§ **Requirement**: Print the entries in full, word for word, but not the pictures.

§ **Entries**:
start

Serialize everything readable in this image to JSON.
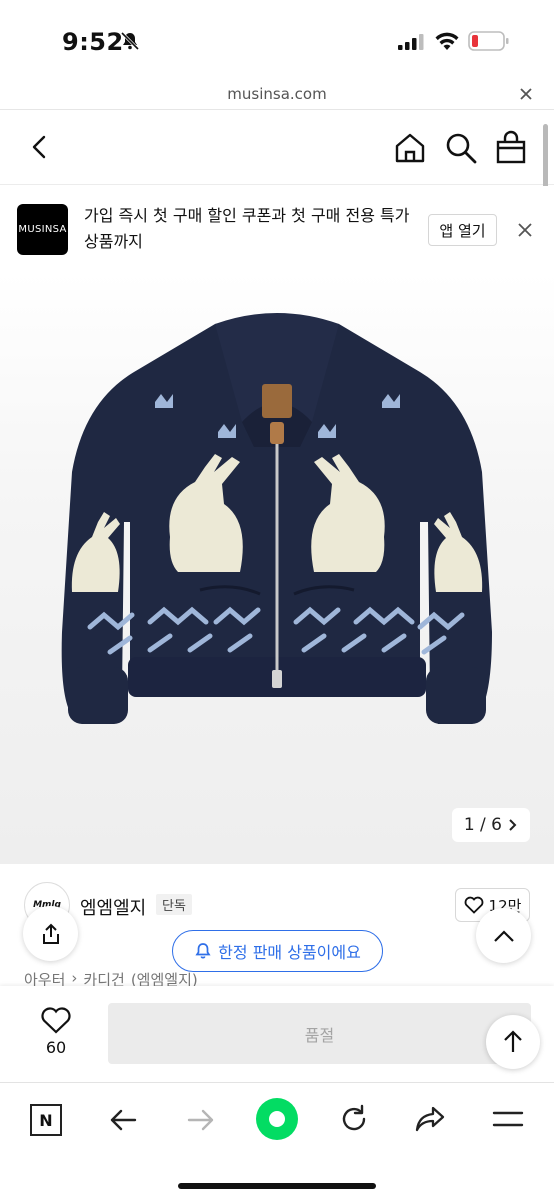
{
  "status_bar": {
    "time": "9:52"
  },
  "browser": {
    "url": "musinsa.com"
  },
  "promo_banner": {
    "logo_text": "MUSINSA",
    "message": "가입 즉시 첫 구매 할인 쿠폰과 첫 구매 전용 특가 상품까지",
    "open_app_label": "앱 열기"
  },
  "gallery": {
    "counter": "1 / 6"
  },
  "product": {
    "brand_logo_text": "Mmlg",
    "brand_name": "엠엠엘지",
    "exclusive_badge": "단독",
    "likes": "12만",
    "limited_notice": "한정 판매 상품이에요",
    "breadcrumb": [
      "아우터",
      "카디건",
      "(엠엠엘지)"
    ]
  },
  "purchase_bar": {
    "wish_count": "60",
    "soldout_label": "품절"
  },
  "toolbar": {
    "n_label": "N"
  },
  "colors": {
    "accent_blue": "#2f6fe8",
    "naver_green": "#03dc63",
    "navy": "#1f2842"
  }
}
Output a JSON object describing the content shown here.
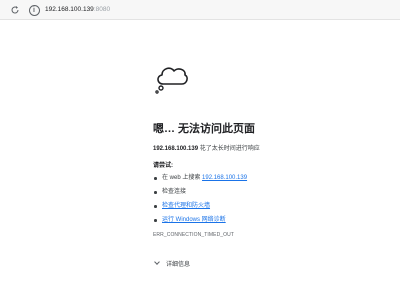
{
  "browser": {
    "refresh_icon": "refresh-icon",
    "info_icon": "info-icon",
    "address_host": "192.168.100.139",
    "address_port": ":8080"
  },
  "error_page": {
    "icon": "cloud-thought-icon",
    "heading": "嗯… 无法访问此页面",
    "host": "192.168.100.139",
    "message": " 花了太长时间进行响应",
    "try_label": "请尝试:",
    "suggestions": [
      {
        "prefix": "在 web 上搜索 ",
        "link": "192.168.100.139"
      },
      {
        "prefix": "检查连接",
        "link": ""
      },
      {
        "prefix": "",
        "link": "检查代理和防火墙"
      },
      {
        "prefix": "",
        "link": "运行 Windows 网络诊断"
      }
    ],
    "error_code": "ERR_CONNECTION_TIMED_OUT",
    "details_label": "详细信息"
  },
  "colors": {
    "link": "#1a73e8",
    "text": "#202124",
    "muted": "#5f6368"
  }
}
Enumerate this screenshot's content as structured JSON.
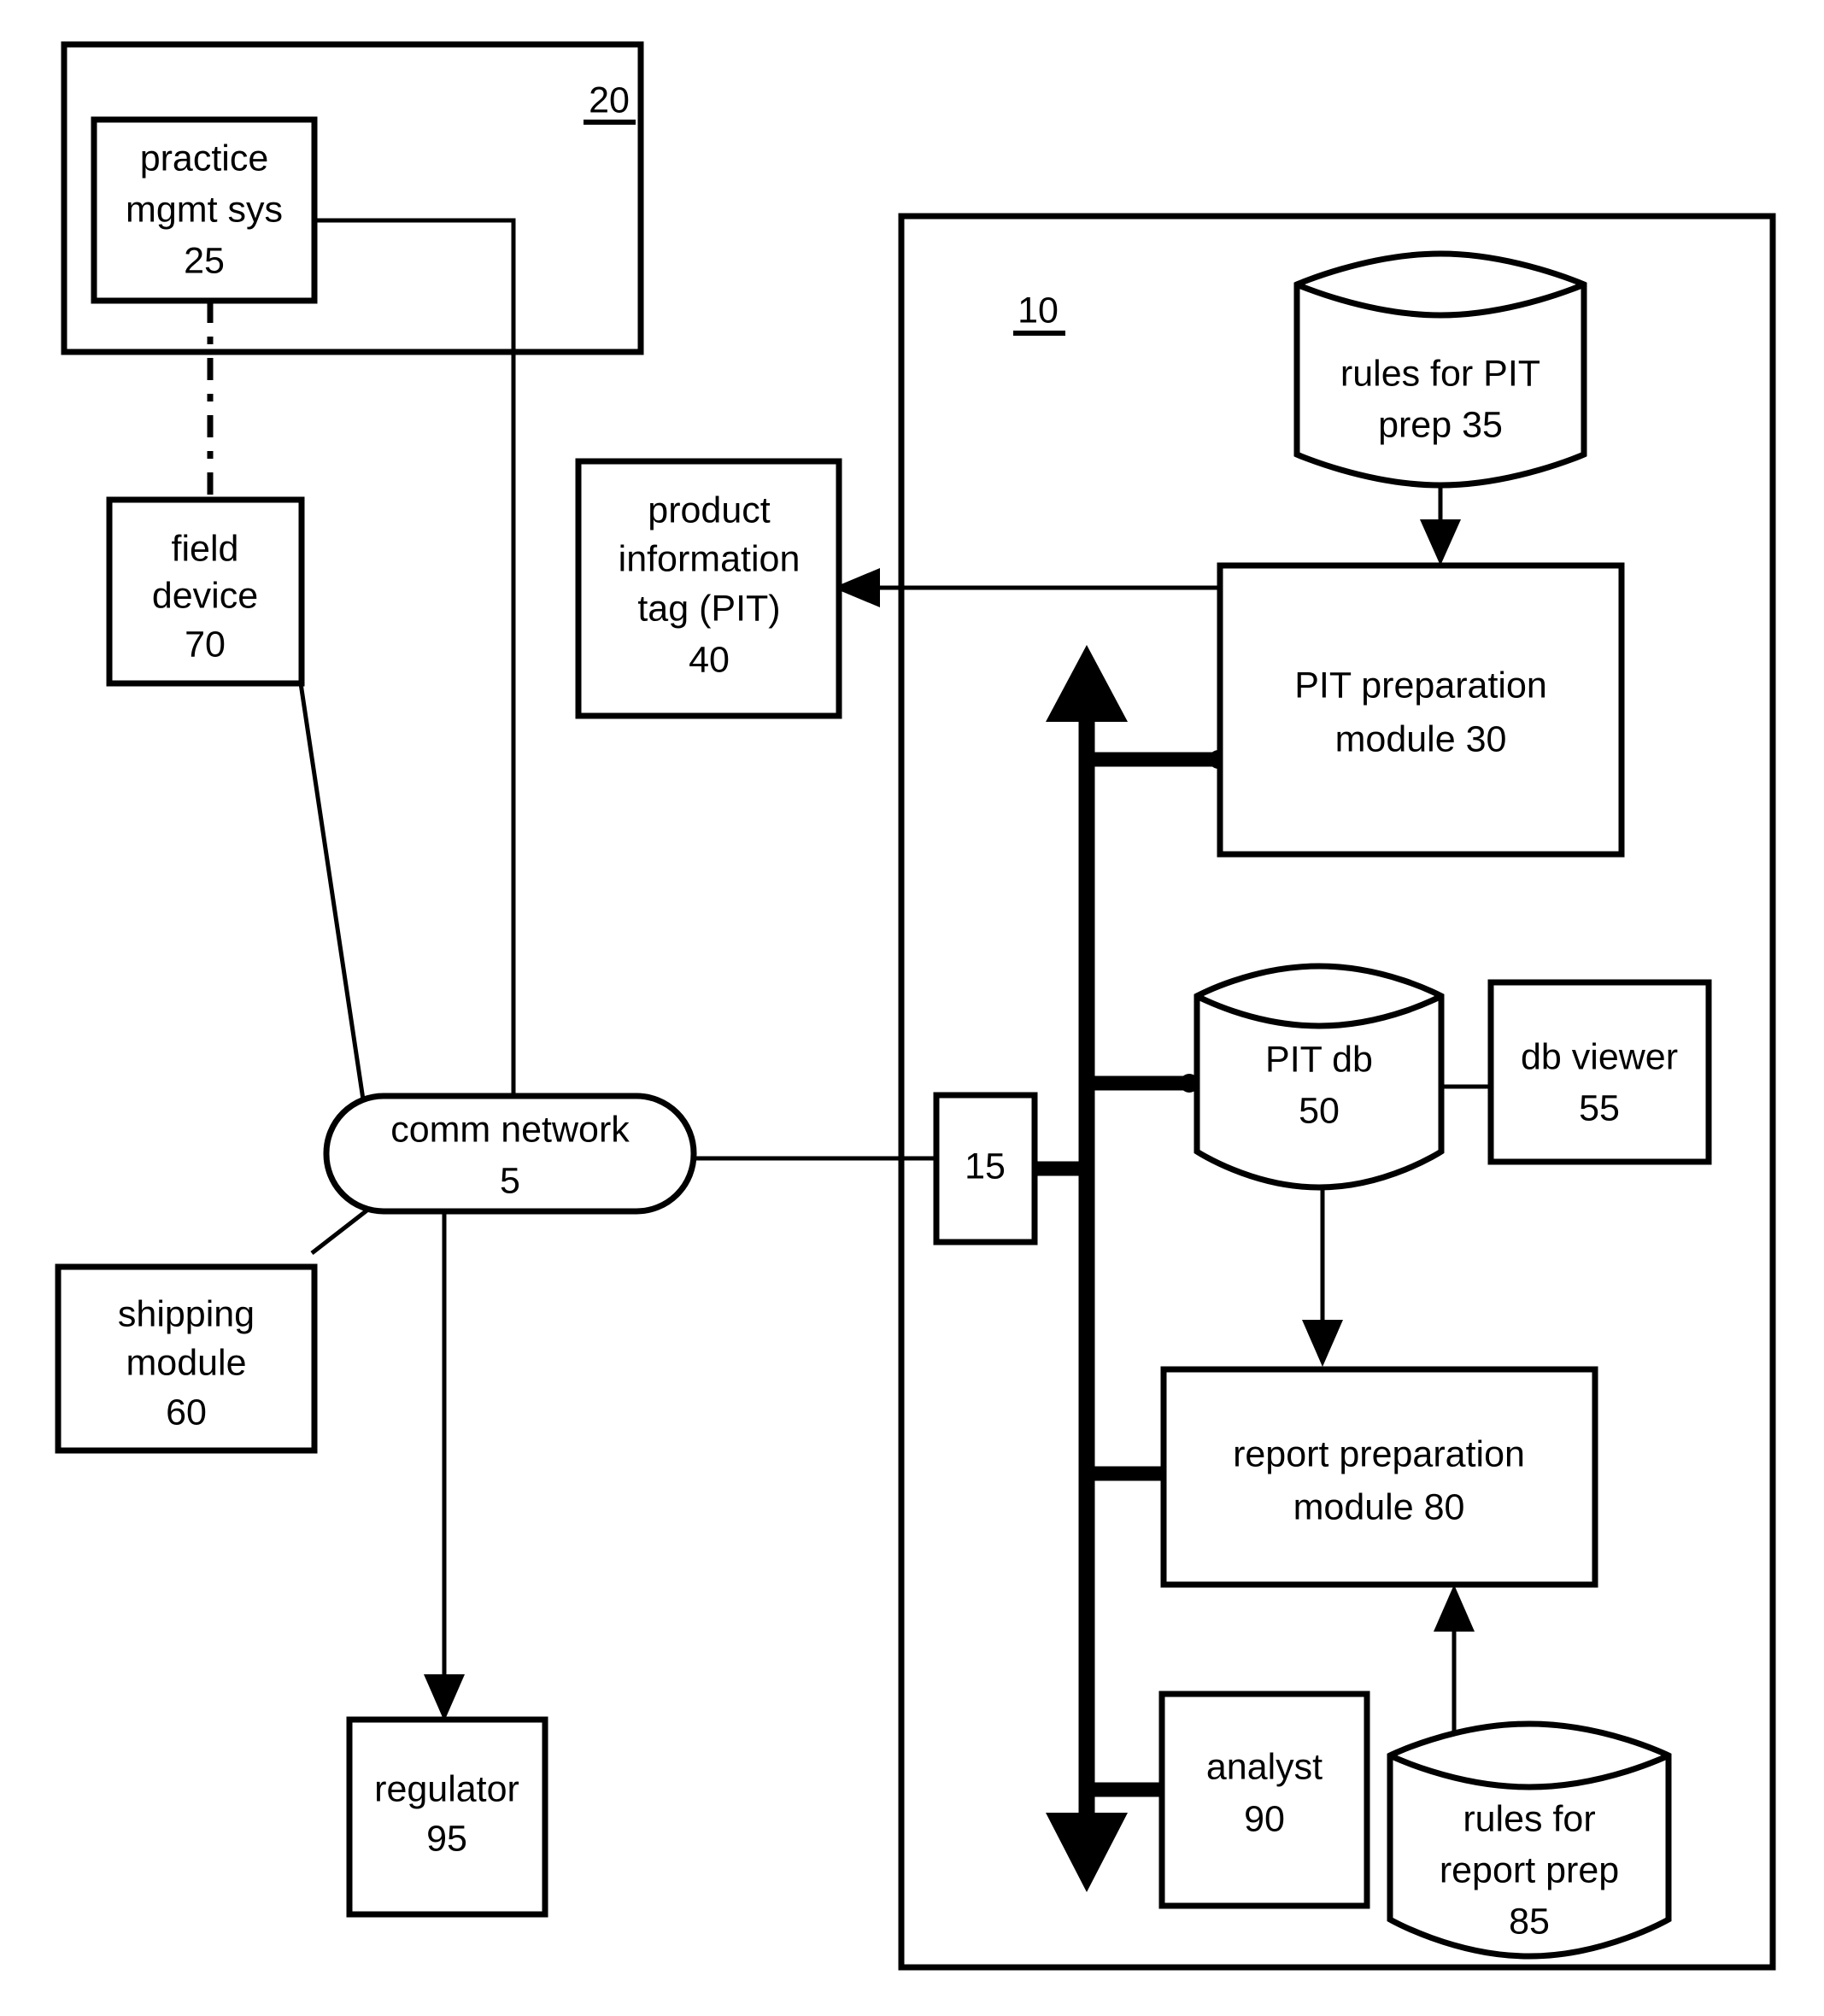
{
  "figure": {
    "type": "patent-block-diagram",
    "background_color": "#ffffff",
    "line_color": "#000000"
  },
  "containers": [
    {
      "id": "container-20",
      "ref": "20",
      "underlined": true,
      "shape": "rectangle"
    },
    {
      "id": "container-10",
      "ref": "10",
      "underlined": true,
      "shape": "rectangle"
    }
  ],
  "nodes": {
    "practice_mgmt_sys": {
      "lines": [
        "practice",
        "mgmt sys",
        "25"
      ],
      "shape": "rectangle",
      "ref": "25"
    },
    "field_device": {
      "lines": [
        "field",
        "device",
        "70"
      ],
      "shape": "rectangle",
      "ref": "70"
    },
    "product_information_tag": {
      "lines": [
        "product",
        "information",
        "tag (PIT)",
        "40"
      ],
      "shape": "rectangle",
      "ref": "40"
    },
    "comm_network": {
      "lines": [
        "comm network",
        "5"
      ],
      "shape": "stadium",
      "ref": "5"
    },
    "shipping_module": {
      "lines": [
        "shipping",
        "module",
        "60"
      ],
      "shape": "rectangle",
      "ref": "60"
    },
    "regulator": {
      "lines": [
        "regulator",
        "95"
      ],
      "shape": "rectangle",
      "ref": "95"
    },
    "interface_15": {
      "lines": [
        "15"
      ],
      "shape": "rectangle",
      "ref": "15"
    },
    "rules_for_pit_prep": {
      "lines": [
        "rules for PIT",
        "prep 35"
      ],
      "shape": "cylinder",
      "ref": "35"
    },
    "pit_preparation_module": {
      "lines": [
        "PIT preparation",
        "module 30"
      ],
      "shape": "rectangle",
      "ref": "30"
    },
    "pit_db": {
      "lines": [
        "PIT db",
        "50"
      ],
      "shape": "cylinder",
      "ref": "50"
    },
    "db_viewer": {
      "lines": [
        "db viewer",
        "55"
      ],
      "shape": "rectangle",
      "ref": "55"
    },
    "report_preparation_module": {
      "lines": [
        "report preparation",
        "module 80"
      ],
      "shape": "rectangle",
      "ref": "80"
    },
    "analyst": {
      "lines": [
        "analyst",
        "90"
      ],
      "shape": "rectangle",
      "ref": "90"
    },
    "rules_for_report_prep": {
      "lines": [
        "rules for",
        "report prep",
        "85"
      ],
      "shape": "cylinder",
      "ref": "85"
    }
  },
  "connections": [
    {
      "from": "practice_mgmt_sys",
      "to": "comm_network",
      "style": "solid"
    },
    {
      "from": "practice_mgmt_sys",
      "to": "field_device",
      "style": "dash-dot"
    },
    {
      "from": "field_device",
      "to": "comm_network",
      "style": "solid"
    },
    {
      "from": "shipping_module",
      "to": "comm_network",
      "style": "solid"
    },
    {
      "from": "comm_network",
      "to": "regulator",
      "style": "solid-arrow"
    },
    {
      "from": "comm_network",
      "to": "interface_15",
      "style": "solid"
    },
    {
      "from": "interface_15",
      "to": "internal_bus",
      "style": "thick-bus"
    },
    {
      "from": "rules_for_pit_prep",
      "to": "pit_preparation_module",
      "style": "solid-arrow"
    },
    {
      "from": "pit_preparation_module",
      "to": "product_information_tag",
      "style": "solid-arrow"
    },
    {
      "from": "pit_preparation_module",
      "to": "internal_bus",
      "style": "thick-bus"
    },
    {
      "from": "pit_db",
      "to": "internal_bus",
      "style": "thick-bus"
    },
    {
      "from": "pit_db",
      "to": "db_viewer",
      "style": "solid"
    },
    {
      "from": "pit_db",
      "to": "report_preparation_module",
      "style": "solid-arrow"
    },
    {
      "from": "report_preparation_module",
      "to": "internal_bus",
      "style": "thick-bus"
    },
    {
      "from": "rules_for_report_prep",
      "to": "report_preparation_module",
      "style": "solid-arrow"
    },
    {
      "from": "analyst",
      "to": "internal_bus",
      "style": "thick-bus"
    }
  ]
}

end

§ **Finished exercise**:
Serialize everything readable in this image to JSON.
{
  "status_bar": {
    "time": "9:52"
  },
  "browser": {
    "url": "musinsa.com"
  },
  "promo_banner": {
    "logo_text": "MUSINSA",
    "message": "가입 즉시 첫 구매 할인 쿠폰과 첫 구매 전용 특가 상품까지",
    "open_app_label": "앱 열기"
  },
  "gallery": {
    "counter": "1 / 6"
  },
  "product": {
    "brand_logo_text": "Mmlg",
    "brand_name": "엠엠엘지",
    "exclusive_badge": "단독",
    "likes": "12만",
    "limited_notice": "한정 판매 상품이에요",
    "breadcrumb": [
      "아우터",
      "카디건",
      "(엠엠엘지)"
    ]
  },
  "purchase_bar": {
    "wish_count": "60",
    "soldout_label": "품절"
  },
  "toolbar": {
    "n_label": "N"
  },
  "colors": {
    "accent_blue": "#2f6fe8",
    "naver_green": "#03dc63",
    "navy": "#1f2842"
  }
}
Output a JSON object describing the content shown here.
{
  "browser": {
    "refresh_icon": "refresh-icon",
    "info_icon": "info-icon",
    "address_host": "192.168.100.139",
    "address_port": ":8080"
  },
  "error_page": {
    "icon": "cloud-thought-icon",
    "heading": "嗯… 无法访问此页面",
    "host": "192.168.100.139",
    "message": " 花了太长时间进行响应",
    "try_label": "请尝试:",
    "suggestions": [
      {
        "prefix": "在 web 上搜索 ",
        "link": "192.168.100.139"
      },
      {
        "prefix": "检查连接",
        "link": ""
      },
      {
        "prefix": "",
        "link": "检查代理和防火墙"
      },
      {
        "prefix": "",
        "link": "运行 Windows 网络诊断"
      }
    ],
    "error_code": "ERR_CONNECTION_TIMED_OUT",
    "details_label": "详细信息"
  },
  "colors": {
    "link": "#1a73e8",
    "text": "#202124",
    "muted": "#5f6368"
  }
}
Enumerate this screenshot's content as structured JSON.
{
  "figure": {
    "type": "patent-block-diagram",
    "background_color": "#ffffff",
    "line_color": "#000000"
  },
  "containers": [
    {
      "id": "container-20",
      "ref": "20",
      "underlined": true,
      "shape": "rectangle"
    },
    {
      "id": "container-10",
      "ref": "10",
      "underlined": true,
      "shape": "rectangle"
    }
  ],
  "nodes": {
    "practice_mgmt_sys": {
      "lines": [
        "practice",
        "mgmt sys",
        "25"
      ],
      "shape": "rectangle",
      "ref": "25"
    },
    "field_device": {
      "lines": [
        "field",
        "device",
        "70"
      ],
      "shape": "rectangle",
      "ref": "70"
    },
    "product_information_tag": {
      "lines": [
        "product",
        "information",
        "tag (PIT)",
        "40"
      ],
      "shape": "rectangle",
      "ref": "40"
    },
    "comm_network": {
      "lines": [
        "comm network",
        "5"
      ],
      "shape": "stadium",
      "ref": "5"
    },
    "shipping_module": {
      "lines": [
        "shipping",
        "module",
        "60"
      ],
      "shape": "rectangle",
      "ref": "60"
    },
    "regulator": {
      "lines": [
        "regulator",
        "95"
      ],
      "shape": "rectangle",
      "ref": "95"
    },
    "interface_15": {
      "lines": [
        "15"
      ],
      "shape": "rectangle",
      "ref": "15"
    },
    "rules_for_pit_prep": {
      "lines": [
        "rules for PIT",
        "prep 35"
      ],
      "shape": "cylinder",
      "ref": "35"
    },
    "pit_preparation_module": {
      "lines": [
        "PIT preparation",
        "module 30"
      ],
      "shape": "rectangle",
      "ref": "30"
    },
    "pit_db": {
      "lines": [
        "PIT db",
        "50"
      ],
      "shape": "cylinder",
      "ref": "50"
    },
    "db_viewer": {
      "lines": [
        "db viewer",
        "55"
      ],
      "shape": "rectangle",
      "ref": "55"
    },
    "report_preparation_module": {
      "lines": [
        "report preparation",
        "module 80"
      ],
      "shape": "rectangle",
      "ref": "80"
    },
    "analyst": {
      "lines": [
        "analyst",
        "90"
      ],
      "shape": "rectangle",
      "ref": "90"
    },
    "rules_for_report_prep": {
      "lines": [
        "rules for",
        "report prep",
        "85"
      ],
      "shape": "cylinder",
      "ref": "85"
    }
  },
  "connections": [
    {
      "from": "practice_mgmt_sys",
      "to": "comm_network",
      "style": "solid"
    },
    {
      "from": "practice_mgmt_sys",
      "to": "field_device",
      "style": "dash-dot"
    },
    {
      "from": "field_device",
      "to": "comm_network",
      "style": "solid"
    },
    {
      "from": "shipping_module",
      "to": "comm_network",
      "style": "solid"
    },
    {
      "from": "comm_network",
      "to": "regulator",
      "style": "solid-arrow"
    },
    {
      "from": "comm_network",
      "to": "interface_15",
      "style": "solid"
    },
    {
      "from": "interface_15",
      "to": "internal_bus",
      "style": "thick-bus"
    },
    {
      "from": "rules_for_pit_prep",
      "to": "pit_preparation_module",
      "style": "solid-arrow"
    },
    {
      "from": "pit_preparation_module",
      "to": "product_information_tag",
      "style": "solid-arrow"
    },
    {
      "from": "pit_preparation_module",
      "to": "internal_bus",
      "style": "thick-bus"
    },
    {
      "from": "pit_db",
      "to": "internal_bus",
      "style": "thick-bus"
    },
    {
      "from": "pit_db",
      "to": "db_viewer",
      "style": "solid"
    },
    {
      "from": "pit_db",
      "to": "report_preparation_module",
      "style": "solid-arrow"
    },
    {
      "from": "report_preparation_module",
      "to": "internal_bus",
      "style": "thick-bus"
    },
    {
      "from": "rules_for_report_prep",
      "to": "report_preparation_module",
      "style": "solid-arrow"
    },
    {
      "from": "analyst",
      "to": "internal_bus",
      "style": "thick-bus"
    }
  ]
}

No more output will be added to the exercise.